▸ Short exercise
Filter this data down to the lines that hold "generation", and copy them.

Raw records

------------------------------------

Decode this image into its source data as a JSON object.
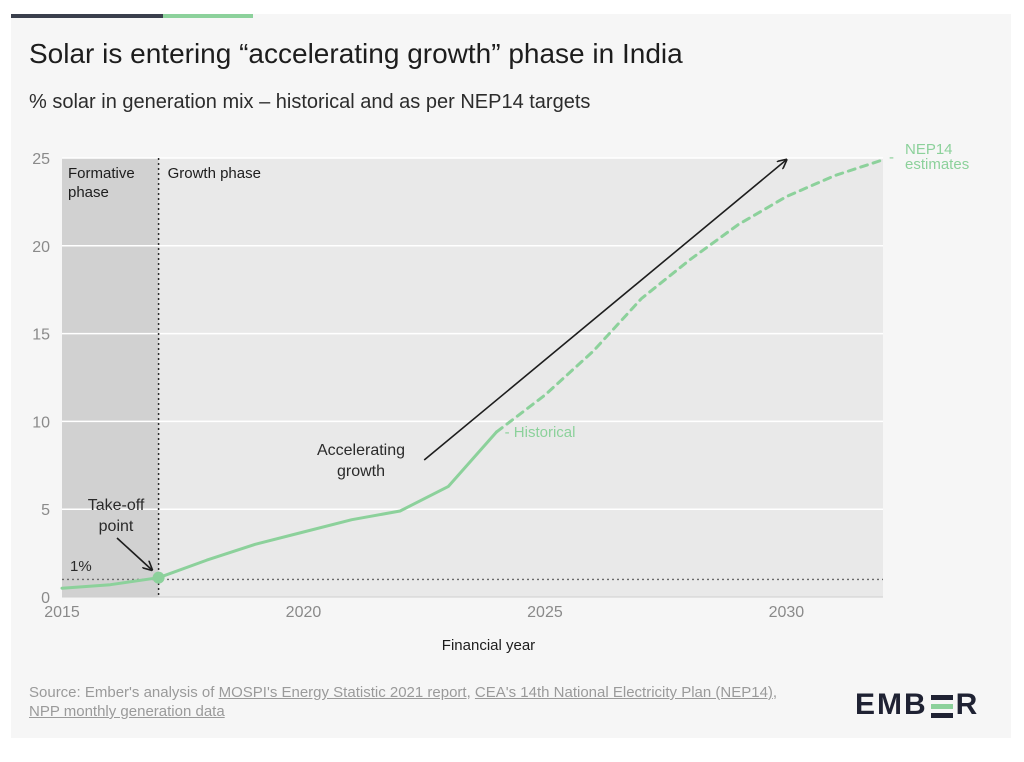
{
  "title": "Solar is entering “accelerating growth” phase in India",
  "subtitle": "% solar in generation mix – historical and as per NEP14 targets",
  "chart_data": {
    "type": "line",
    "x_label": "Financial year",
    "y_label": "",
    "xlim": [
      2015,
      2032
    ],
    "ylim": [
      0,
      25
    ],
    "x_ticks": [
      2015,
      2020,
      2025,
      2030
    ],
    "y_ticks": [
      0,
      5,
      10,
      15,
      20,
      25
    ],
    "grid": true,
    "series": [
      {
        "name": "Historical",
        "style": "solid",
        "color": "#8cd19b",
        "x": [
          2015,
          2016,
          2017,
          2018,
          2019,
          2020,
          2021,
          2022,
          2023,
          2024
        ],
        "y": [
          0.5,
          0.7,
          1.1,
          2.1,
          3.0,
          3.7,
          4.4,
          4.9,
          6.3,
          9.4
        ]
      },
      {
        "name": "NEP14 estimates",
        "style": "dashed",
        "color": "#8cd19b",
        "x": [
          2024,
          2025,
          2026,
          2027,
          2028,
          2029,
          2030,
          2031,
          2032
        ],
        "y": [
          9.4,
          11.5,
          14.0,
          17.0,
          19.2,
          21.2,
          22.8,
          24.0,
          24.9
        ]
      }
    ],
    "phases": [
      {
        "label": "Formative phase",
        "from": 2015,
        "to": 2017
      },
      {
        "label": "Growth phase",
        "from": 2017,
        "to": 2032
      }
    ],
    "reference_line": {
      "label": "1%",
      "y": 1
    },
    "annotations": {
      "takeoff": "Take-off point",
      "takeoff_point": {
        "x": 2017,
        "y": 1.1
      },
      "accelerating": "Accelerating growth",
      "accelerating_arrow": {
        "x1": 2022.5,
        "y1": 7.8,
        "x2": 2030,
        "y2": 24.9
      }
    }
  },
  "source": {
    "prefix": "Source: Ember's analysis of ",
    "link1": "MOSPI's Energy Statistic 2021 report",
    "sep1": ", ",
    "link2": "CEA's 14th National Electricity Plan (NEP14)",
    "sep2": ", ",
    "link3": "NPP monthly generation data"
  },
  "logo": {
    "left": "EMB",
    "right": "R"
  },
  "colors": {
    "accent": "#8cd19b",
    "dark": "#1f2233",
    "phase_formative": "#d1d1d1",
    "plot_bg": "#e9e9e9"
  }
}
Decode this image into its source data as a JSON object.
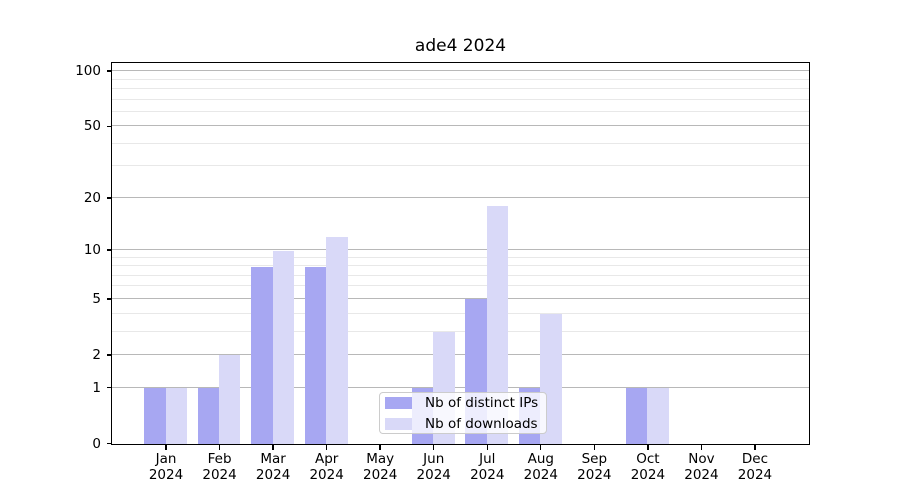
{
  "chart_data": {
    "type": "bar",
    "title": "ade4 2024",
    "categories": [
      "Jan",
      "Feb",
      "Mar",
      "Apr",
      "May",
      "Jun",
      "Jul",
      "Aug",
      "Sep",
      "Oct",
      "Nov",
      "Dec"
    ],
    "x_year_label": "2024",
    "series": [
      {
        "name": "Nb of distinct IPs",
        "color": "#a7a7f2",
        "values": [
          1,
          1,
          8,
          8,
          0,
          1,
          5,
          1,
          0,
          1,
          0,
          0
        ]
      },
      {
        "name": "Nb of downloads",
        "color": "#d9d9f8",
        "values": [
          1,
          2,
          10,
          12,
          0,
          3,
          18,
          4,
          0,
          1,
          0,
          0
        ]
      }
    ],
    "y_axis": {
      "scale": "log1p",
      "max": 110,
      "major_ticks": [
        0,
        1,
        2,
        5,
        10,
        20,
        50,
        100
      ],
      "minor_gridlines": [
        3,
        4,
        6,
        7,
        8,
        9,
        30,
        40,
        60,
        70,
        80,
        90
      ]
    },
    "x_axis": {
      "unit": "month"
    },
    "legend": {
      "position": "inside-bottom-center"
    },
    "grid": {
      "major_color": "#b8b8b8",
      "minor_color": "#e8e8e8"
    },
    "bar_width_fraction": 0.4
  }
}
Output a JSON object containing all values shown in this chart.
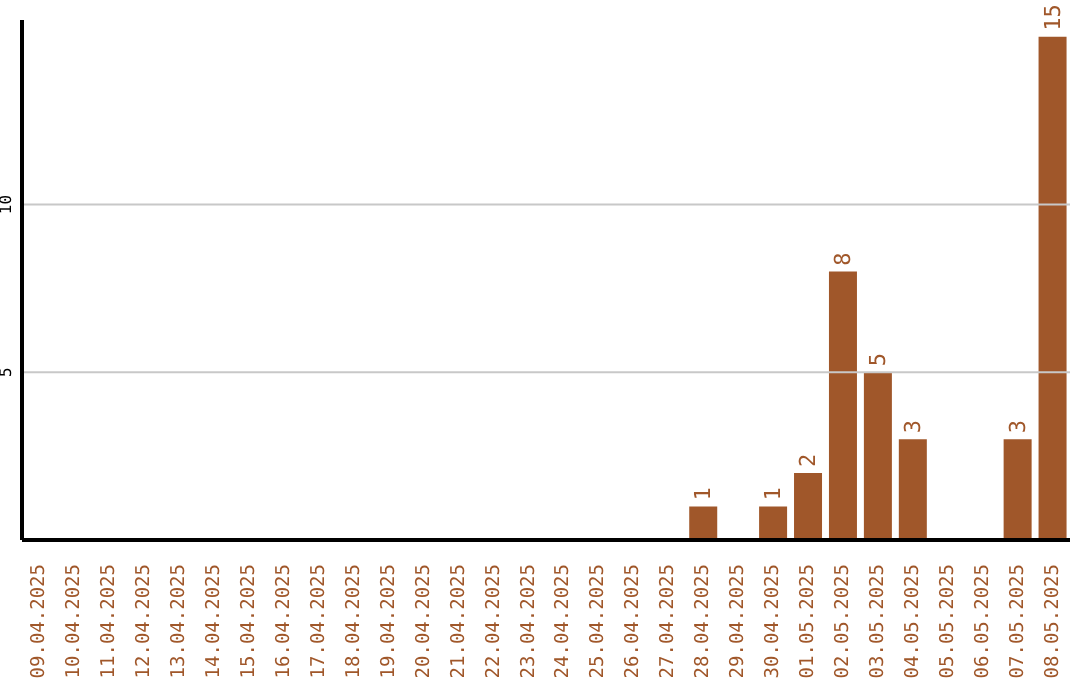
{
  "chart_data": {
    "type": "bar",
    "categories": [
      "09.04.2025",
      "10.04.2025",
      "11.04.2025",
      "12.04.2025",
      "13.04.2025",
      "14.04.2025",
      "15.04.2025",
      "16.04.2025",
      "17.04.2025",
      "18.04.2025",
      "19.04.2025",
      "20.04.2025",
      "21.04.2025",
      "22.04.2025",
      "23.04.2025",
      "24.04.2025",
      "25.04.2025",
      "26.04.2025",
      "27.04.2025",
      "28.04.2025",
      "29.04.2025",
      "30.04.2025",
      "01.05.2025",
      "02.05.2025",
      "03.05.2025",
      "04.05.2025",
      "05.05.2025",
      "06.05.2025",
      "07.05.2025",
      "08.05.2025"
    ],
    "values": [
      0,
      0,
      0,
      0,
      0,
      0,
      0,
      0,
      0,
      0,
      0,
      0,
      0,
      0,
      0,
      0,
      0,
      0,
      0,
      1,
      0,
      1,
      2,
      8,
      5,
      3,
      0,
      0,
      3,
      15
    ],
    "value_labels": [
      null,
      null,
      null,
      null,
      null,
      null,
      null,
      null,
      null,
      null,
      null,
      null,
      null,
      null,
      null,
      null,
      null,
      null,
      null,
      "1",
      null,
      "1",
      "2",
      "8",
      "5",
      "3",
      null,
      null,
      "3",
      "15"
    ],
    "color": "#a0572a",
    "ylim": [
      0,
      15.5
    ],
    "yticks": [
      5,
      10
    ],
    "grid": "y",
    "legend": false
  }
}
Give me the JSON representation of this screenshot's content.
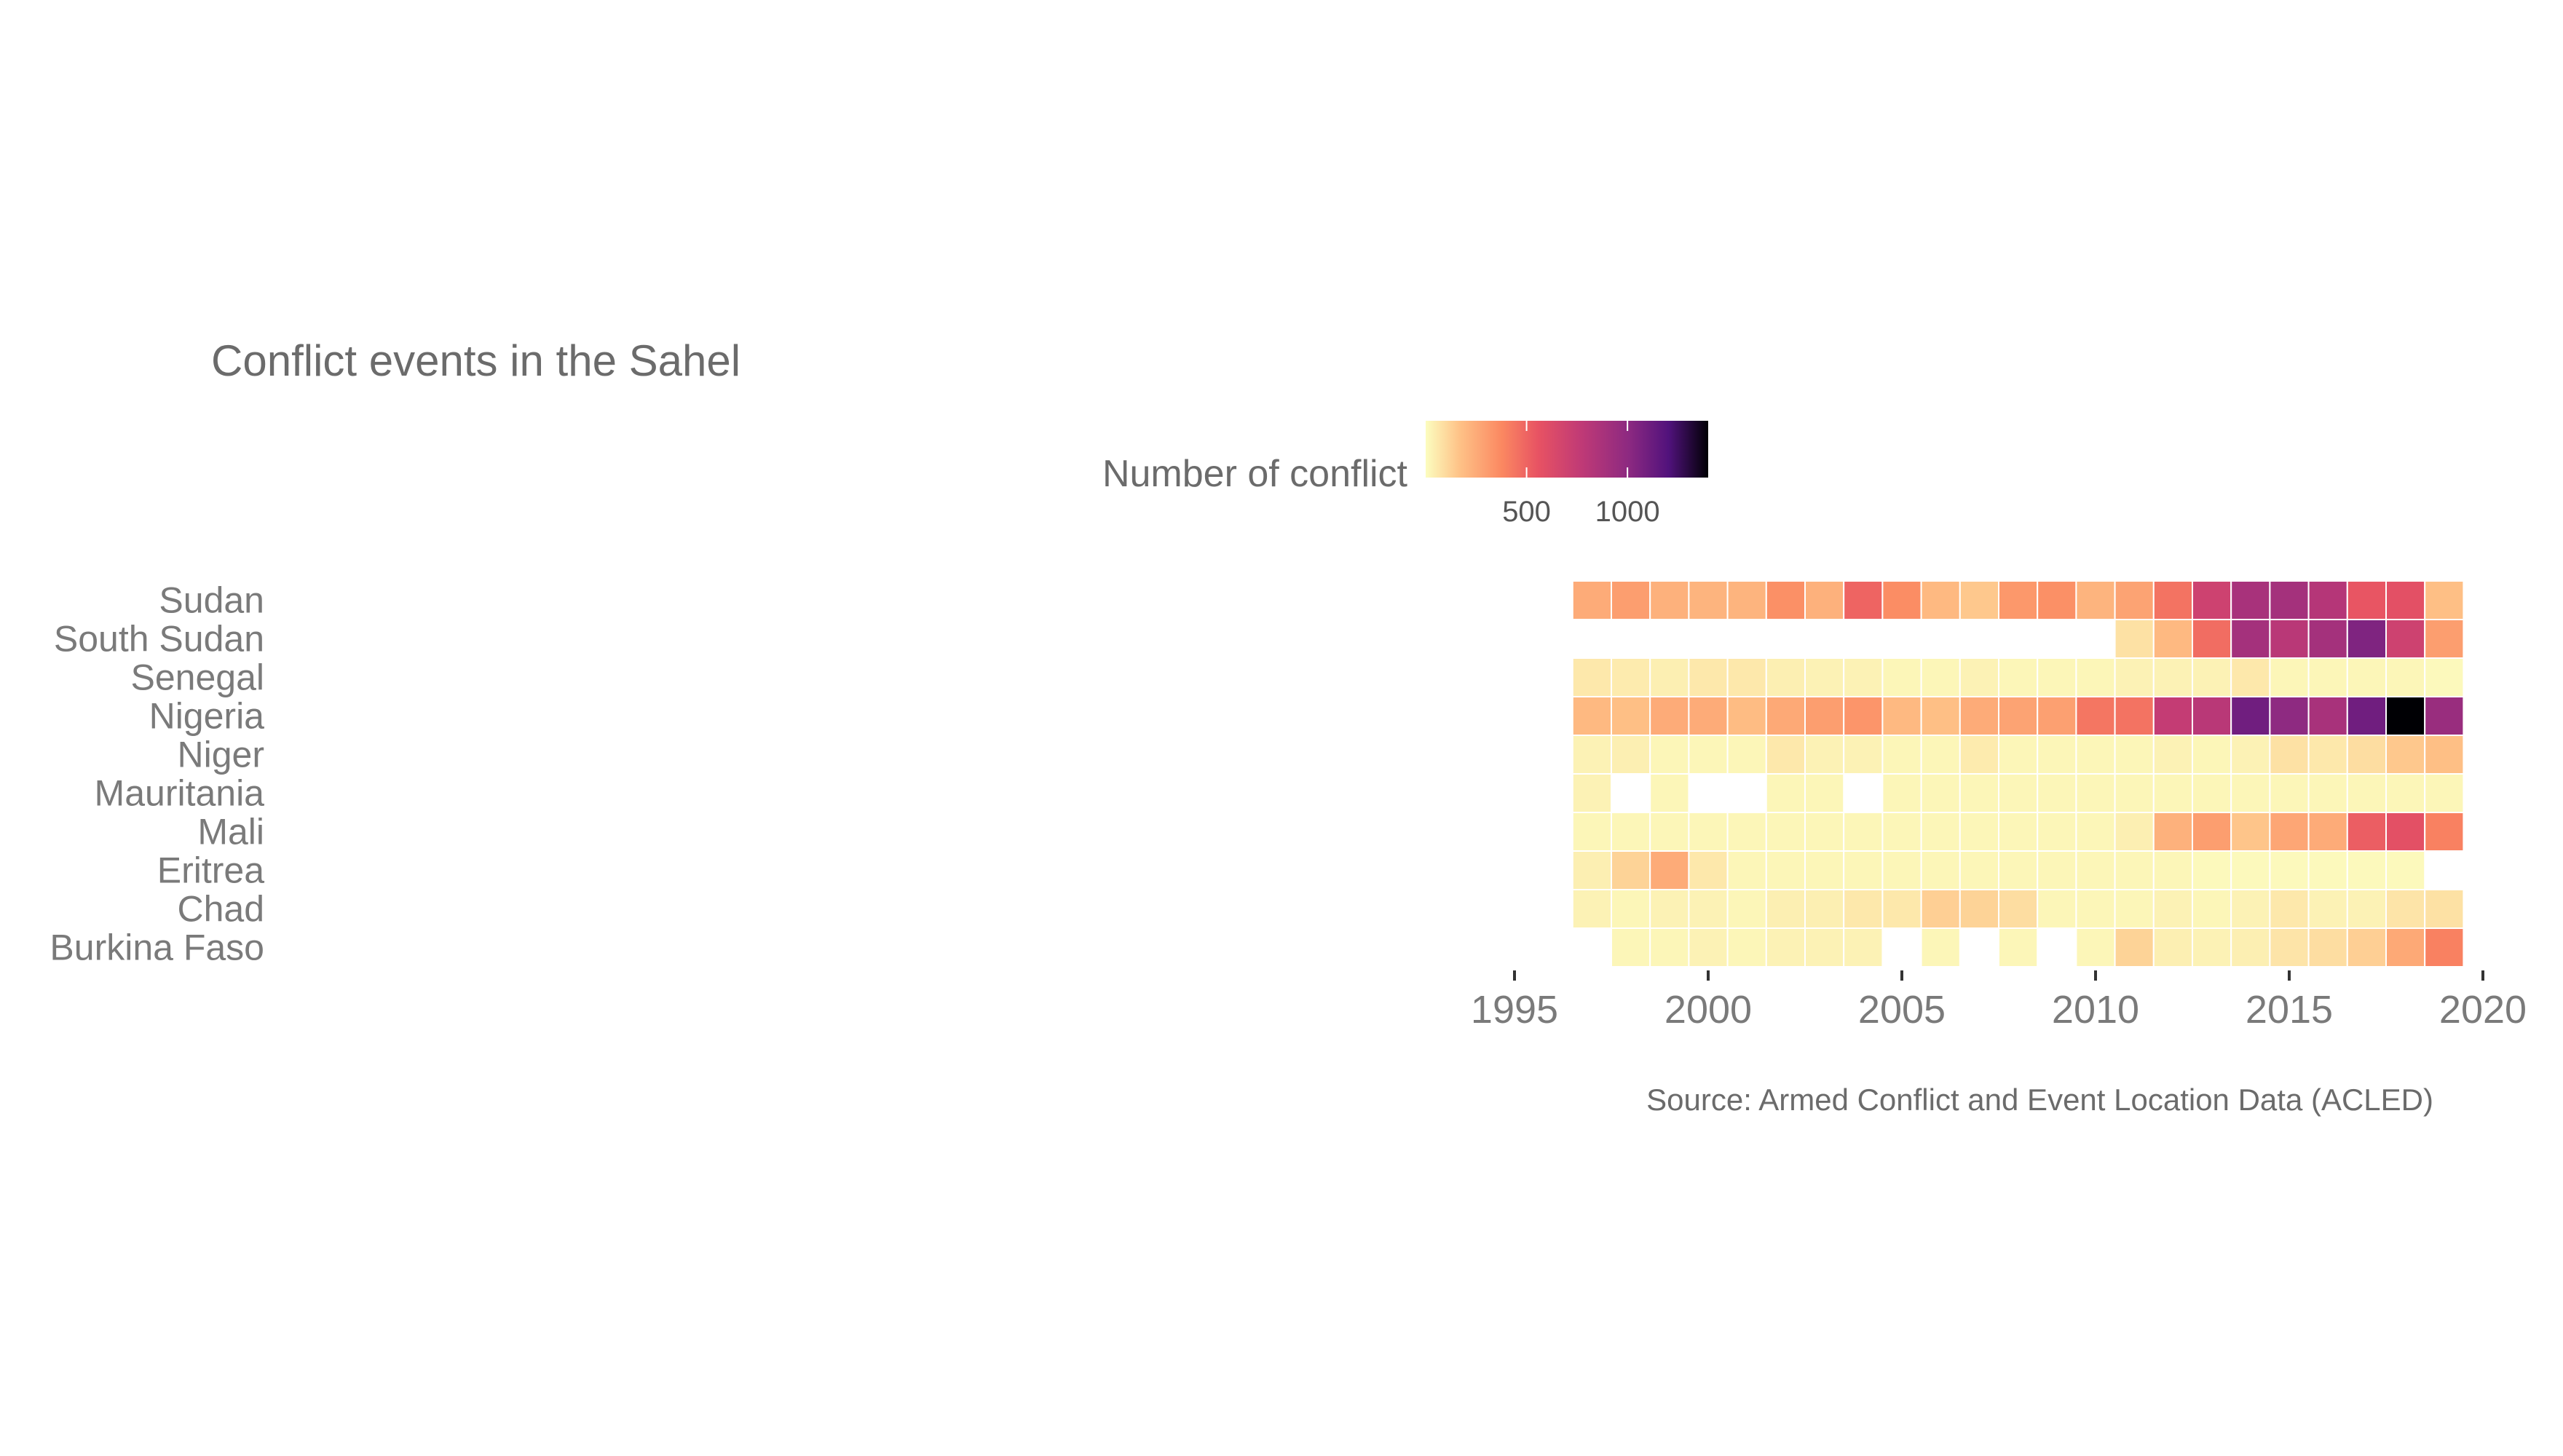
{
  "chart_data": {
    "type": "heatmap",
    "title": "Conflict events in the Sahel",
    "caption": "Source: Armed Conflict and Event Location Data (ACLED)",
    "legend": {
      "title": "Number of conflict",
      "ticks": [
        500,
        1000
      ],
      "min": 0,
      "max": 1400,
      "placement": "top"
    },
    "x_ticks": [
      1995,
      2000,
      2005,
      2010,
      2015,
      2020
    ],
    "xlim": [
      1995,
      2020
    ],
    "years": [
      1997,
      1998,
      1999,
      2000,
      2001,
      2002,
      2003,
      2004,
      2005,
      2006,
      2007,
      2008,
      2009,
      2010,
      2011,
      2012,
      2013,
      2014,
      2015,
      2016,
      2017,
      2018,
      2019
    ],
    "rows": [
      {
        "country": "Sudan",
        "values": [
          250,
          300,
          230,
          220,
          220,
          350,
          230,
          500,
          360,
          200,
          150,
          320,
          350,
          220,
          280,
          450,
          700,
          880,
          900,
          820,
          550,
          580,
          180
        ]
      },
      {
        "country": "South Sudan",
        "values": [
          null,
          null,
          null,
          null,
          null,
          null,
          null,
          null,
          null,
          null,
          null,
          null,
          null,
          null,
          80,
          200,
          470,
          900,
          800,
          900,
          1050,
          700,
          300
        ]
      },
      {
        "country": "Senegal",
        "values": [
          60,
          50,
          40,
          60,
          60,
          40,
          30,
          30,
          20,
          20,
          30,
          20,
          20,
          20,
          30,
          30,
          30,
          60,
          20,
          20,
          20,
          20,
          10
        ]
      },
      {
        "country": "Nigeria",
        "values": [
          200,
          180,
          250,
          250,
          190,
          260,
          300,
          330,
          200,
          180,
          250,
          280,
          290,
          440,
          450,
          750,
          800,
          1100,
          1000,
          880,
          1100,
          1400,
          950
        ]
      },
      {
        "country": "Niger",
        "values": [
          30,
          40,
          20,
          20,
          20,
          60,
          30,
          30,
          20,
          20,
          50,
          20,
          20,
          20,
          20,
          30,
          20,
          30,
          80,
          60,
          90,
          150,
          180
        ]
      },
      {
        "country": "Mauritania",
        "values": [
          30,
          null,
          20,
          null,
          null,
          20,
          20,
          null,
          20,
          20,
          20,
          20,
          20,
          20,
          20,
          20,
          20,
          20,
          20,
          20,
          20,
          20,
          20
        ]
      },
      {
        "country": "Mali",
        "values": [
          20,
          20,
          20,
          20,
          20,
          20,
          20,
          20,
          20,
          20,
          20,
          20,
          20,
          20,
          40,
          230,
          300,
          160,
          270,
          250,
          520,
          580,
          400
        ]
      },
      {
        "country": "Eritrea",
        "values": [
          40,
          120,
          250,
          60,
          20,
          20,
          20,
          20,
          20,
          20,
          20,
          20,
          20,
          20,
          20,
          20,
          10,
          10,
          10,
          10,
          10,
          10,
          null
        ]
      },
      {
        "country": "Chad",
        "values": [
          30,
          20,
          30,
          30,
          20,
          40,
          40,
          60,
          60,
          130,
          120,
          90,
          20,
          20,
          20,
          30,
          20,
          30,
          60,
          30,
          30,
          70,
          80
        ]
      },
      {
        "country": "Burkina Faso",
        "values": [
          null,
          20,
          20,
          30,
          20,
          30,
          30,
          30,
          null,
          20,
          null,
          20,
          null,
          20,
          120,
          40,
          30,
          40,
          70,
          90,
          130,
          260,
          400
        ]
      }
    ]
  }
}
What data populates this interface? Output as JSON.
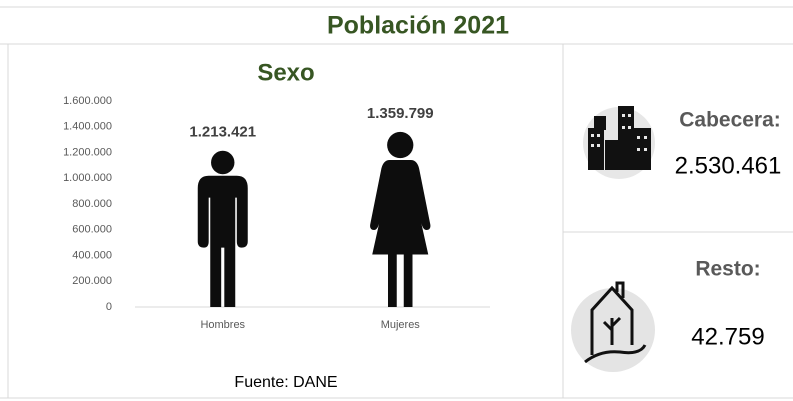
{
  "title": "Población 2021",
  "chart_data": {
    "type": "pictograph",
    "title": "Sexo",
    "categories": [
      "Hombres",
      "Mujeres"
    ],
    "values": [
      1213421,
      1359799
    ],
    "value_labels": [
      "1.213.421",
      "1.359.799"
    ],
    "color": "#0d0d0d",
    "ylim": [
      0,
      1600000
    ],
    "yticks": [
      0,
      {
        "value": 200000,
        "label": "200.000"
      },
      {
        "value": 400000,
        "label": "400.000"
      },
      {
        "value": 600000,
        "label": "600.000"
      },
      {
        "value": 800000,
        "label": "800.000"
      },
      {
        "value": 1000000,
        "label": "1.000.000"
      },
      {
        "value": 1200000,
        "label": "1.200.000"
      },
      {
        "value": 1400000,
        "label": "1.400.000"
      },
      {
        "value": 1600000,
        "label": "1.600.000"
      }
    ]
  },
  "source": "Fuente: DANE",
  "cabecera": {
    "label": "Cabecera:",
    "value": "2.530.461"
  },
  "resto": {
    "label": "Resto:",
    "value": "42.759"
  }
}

------------------------------------

▸ Expected answer
  "subtitle": "% solar in generation mix – historical and as per NEP14 targets",
    "link3": "NPP monthly generation data"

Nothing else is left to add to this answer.